WHAT THE EXERCISE ASKS: Check each line of the records below and collect those that include the word "Ratio".

Extracts from a graphics dataset:
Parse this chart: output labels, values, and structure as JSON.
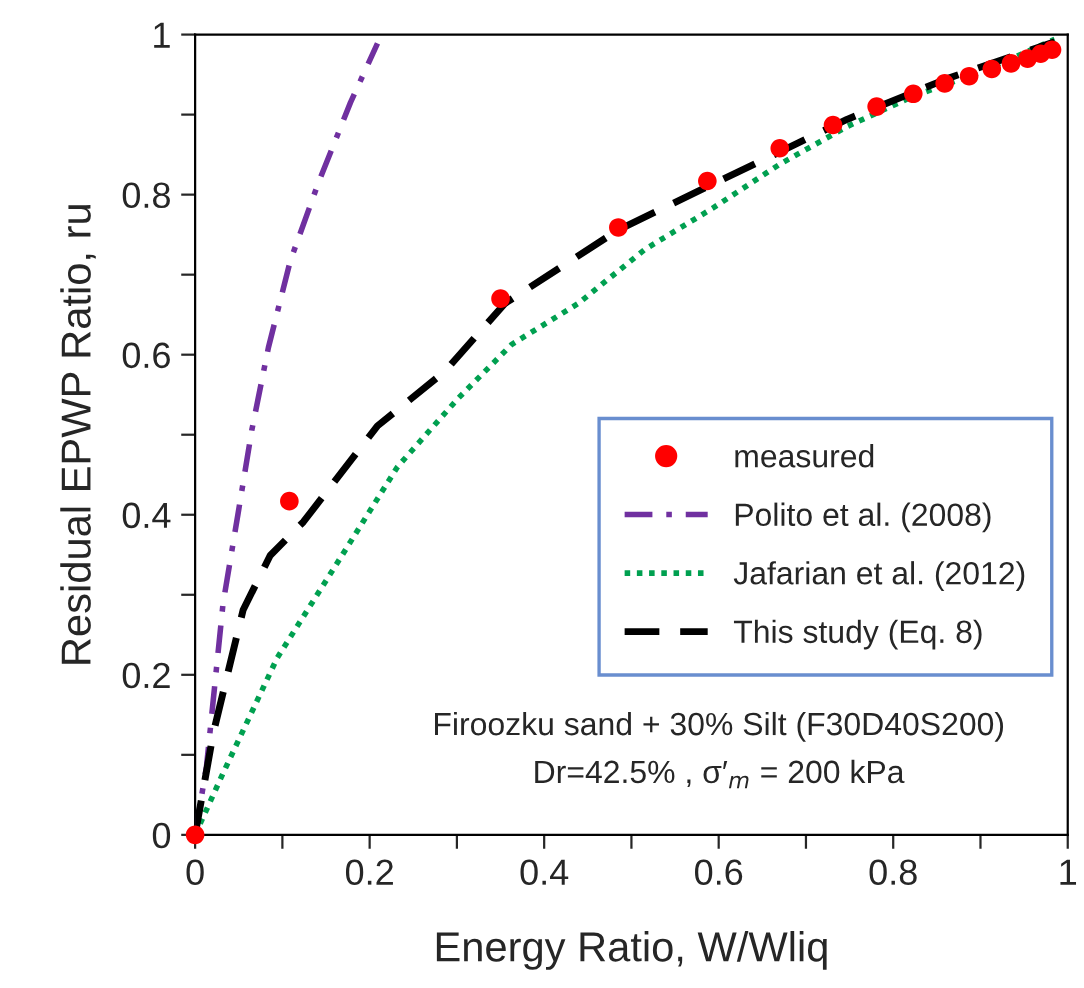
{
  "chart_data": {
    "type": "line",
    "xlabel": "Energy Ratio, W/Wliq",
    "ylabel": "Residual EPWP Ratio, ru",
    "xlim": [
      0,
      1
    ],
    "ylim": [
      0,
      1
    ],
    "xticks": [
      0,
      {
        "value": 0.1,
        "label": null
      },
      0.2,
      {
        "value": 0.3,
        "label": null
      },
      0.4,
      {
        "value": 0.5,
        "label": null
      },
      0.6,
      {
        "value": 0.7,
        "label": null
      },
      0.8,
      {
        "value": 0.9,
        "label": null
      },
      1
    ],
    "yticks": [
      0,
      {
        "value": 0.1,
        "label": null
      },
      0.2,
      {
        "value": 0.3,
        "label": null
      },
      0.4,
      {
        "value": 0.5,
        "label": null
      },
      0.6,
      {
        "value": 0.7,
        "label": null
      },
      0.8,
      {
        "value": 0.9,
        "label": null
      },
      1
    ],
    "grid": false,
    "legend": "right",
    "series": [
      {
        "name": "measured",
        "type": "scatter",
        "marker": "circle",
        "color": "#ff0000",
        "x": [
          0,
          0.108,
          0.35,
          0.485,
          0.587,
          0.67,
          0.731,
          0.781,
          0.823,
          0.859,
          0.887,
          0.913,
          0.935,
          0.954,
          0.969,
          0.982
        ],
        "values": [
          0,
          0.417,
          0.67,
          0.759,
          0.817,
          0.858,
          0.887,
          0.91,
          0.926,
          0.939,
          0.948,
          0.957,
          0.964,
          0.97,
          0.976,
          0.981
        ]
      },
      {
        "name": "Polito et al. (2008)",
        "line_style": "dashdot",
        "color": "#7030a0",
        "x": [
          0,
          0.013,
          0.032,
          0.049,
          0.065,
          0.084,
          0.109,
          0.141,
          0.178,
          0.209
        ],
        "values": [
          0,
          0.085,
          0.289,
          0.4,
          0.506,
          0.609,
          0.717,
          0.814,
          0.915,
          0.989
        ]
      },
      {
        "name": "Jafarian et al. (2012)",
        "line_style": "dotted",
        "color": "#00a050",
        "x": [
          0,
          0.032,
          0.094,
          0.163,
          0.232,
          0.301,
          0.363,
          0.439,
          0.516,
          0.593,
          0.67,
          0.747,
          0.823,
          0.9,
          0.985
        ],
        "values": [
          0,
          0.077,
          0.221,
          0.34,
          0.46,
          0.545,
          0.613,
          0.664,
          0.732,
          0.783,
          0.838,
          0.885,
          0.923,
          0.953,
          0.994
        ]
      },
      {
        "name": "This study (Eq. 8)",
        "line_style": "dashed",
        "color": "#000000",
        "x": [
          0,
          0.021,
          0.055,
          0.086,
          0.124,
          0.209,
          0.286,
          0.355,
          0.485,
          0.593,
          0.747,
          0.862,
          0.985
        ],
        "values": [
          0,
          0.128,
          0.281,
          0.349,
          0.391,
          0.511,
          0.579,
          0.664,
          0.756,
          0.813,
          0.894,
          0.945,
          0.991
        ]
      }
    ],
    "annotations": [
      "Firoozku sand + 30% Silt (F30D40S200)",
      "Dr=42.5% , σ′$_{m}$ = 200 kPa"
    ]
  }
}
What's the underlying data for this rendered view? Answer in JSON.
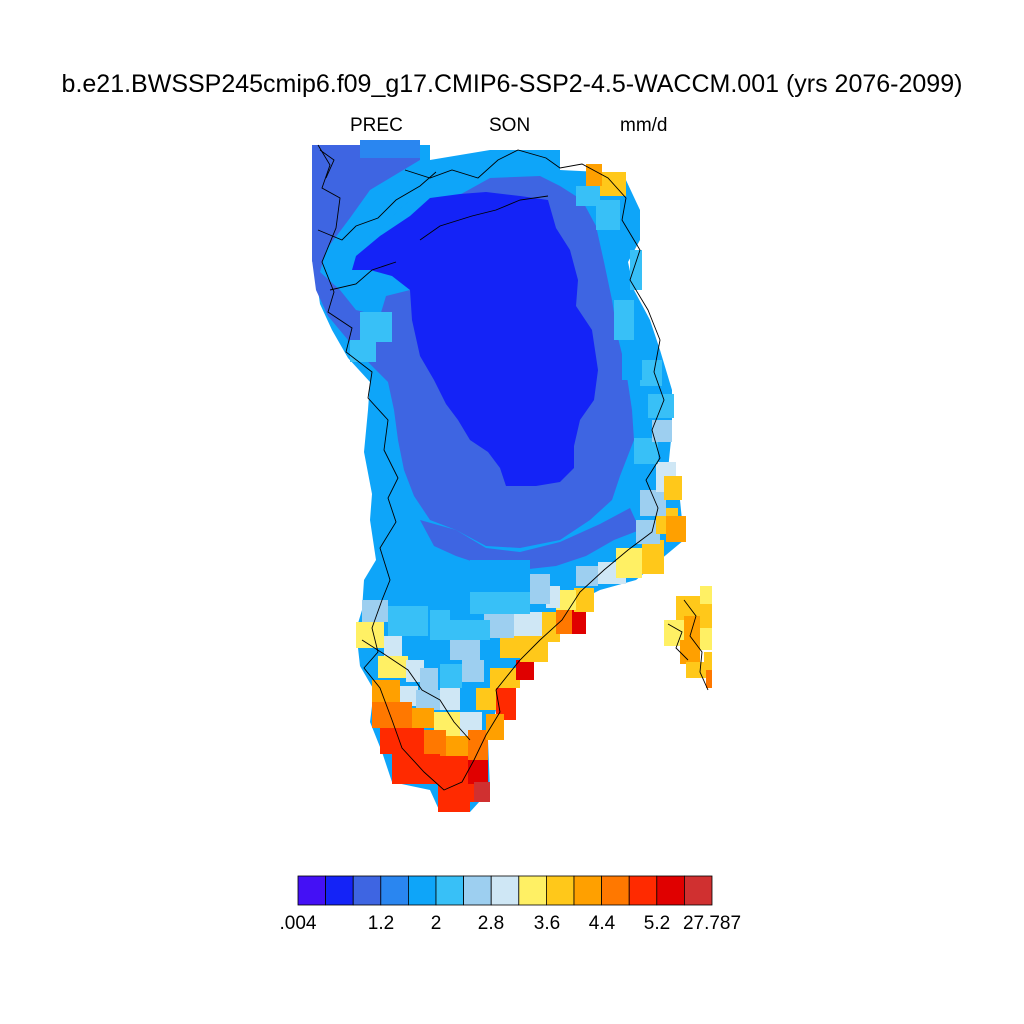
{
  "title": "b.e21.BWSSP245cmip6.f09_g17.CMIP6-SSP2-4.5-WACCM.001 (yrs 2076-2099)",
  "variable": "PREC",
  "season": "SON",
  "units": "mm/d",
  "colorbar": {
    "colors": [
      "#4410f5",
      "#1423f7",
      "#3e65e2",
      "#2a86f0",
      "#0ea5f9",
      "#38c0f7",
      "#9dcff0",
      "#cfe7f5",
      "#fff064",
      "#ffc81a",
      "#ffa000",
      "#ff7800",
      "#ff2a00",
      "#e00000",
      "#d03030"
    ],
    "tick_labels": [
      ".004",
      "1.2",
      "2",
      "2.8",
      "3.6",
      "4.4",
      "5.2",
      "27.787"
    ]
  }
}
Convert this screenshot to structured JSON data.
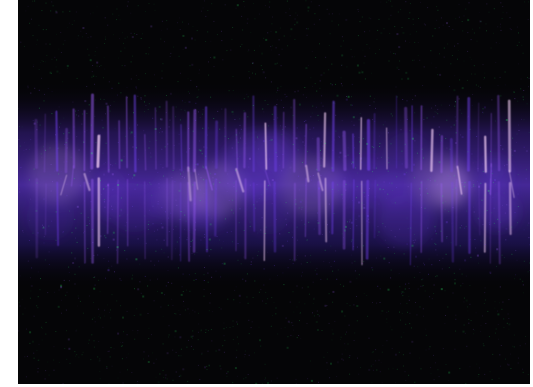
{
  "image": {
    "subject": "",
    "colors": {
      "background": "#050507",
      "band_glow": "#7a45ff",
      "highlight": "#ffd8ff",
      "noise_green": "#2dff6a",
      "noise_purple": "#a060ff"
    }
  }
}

* * *

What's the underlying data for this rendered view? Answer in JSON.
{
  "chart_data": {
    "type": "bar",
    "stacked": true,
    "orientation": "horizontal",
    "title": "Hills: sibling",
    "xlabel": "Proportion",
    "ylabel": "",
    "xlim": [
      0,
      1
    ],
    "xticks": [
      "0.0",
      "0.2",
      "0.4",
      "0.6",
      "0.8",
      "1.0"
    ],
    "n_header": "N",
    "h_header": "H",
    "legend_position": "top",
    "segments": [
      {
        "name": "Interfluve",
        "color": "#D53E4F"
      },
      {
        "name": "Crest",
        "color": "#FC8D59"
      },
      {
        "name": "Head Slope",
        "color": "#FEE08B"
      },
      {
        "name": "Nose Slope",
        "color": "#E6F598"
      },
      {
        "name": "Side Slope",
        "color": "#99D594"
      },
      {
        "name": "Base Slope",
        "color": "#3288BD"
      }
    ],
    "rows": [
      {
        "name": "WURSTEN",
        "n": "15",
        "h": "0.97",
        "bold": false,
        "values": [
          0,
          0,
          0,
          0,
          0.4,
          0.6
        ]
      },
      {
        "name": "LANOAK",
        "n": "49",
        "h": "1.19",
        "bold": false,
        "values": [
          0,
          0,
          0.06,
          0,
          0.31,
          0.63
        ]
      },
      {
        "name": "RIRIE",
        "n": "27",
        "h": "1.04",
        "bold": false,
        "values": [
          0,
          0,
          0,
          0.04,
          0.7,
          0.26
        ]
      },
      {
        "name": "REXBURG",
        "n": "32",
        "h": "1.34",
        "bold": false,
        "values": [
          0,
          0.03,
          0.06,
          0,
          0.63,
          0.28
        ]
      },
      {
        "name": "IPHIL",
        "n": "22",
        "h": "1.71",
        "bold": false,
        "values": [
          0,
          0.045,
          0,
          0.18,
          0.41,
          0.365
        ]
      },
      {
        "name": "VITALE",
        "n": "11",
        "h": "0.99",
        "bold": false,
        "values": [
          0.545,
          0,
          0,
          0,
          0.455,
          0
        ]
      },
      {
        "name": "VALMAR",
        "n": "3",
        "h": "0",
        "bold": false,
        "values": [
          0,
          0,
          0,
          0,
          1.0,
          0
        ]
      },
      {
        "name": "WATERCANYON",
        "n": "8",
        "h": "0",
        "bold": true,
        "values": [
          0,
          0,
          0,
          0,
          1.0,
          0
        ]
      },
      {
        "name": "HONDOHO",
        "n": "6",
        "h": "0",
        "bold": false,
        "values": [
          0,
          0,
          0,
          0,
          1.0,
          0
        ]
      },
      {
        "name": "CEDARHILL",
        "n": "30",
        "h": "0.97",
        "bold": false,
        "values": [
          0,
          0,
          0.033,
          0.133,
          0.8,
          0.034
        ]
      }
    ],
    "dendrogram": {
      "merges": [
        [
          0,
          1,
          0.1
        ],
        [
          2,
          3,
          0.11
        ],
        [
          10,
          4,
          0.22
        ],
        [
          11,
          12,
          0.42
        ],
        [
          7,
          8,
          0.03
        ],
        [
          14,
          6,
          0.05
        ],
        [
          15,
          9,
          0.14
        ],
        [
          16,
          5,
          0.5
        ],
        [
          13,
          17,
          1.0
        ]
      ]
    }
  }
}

OUTPUT:
    "xlabel": "Energy Ratio, W/Wliq",
    "ylabel": "Residual EPWP Ratio, ru",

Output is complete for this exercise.